- **Material to process**:
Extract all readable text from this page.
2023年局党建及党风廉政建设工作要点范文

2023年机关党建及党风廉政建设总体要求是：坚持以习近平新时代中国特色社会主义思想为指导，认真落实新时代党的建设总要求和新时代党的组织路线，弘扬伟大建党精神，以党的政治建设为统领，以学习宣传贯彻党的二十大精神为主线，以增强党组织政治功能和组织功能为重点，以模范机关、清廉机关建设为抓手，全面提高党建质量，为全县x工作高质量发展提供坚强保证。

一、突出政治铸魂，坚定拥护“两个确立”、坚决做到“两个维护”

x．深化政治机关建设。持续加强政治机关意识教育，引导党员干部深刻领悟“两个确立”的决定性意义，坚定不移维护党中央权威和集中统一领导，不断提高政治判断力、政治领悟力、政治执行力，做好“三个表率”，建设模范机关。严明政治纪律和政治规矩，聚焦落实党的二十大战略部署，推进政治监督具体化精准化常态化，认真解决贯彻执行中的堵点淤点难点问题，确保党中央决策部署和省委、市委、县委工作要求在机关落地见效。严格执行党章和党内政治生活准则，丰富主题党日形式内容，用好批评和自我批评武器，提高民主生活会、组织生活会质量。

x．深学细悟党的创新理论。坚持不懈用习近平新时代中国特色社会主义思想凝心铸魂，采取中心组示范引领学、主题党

* * *

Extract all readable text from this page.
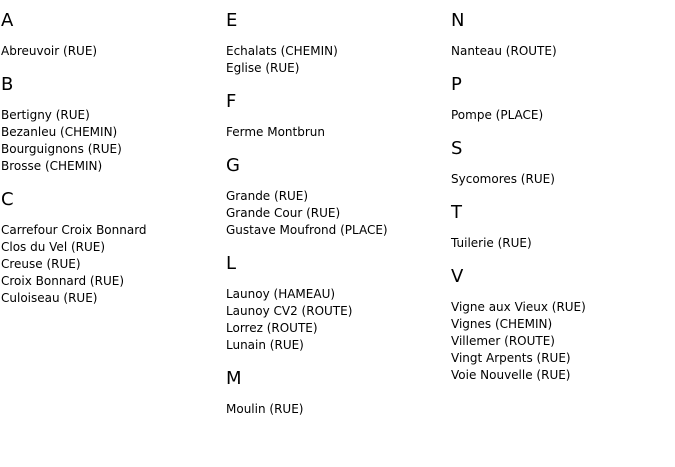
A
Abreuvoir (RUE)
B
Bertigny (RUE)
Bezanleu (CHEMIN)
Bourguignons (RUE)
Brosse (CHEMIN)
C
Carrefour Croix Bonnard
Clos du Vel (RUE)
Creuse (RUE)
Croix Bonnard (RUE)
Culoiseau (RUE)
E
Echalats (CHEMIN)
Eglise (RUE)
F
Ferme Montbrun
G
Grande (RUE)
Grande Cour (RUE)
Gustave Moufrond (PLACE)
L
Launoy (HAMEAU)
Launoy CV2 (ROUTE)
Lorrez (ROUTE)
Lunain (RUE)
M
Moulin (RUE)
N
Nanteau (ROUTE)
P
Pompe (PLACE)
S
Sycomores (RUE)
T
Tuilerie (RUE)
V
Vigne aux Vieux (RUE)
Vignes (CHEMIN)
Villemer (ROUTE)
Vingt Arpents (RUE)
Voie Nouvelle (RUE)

- **What you should do**: List all lines holding the string "Croix".

- **Answer to this exercise**:
Carrefour Croix Bonnard
Croix Bonnard (RUE)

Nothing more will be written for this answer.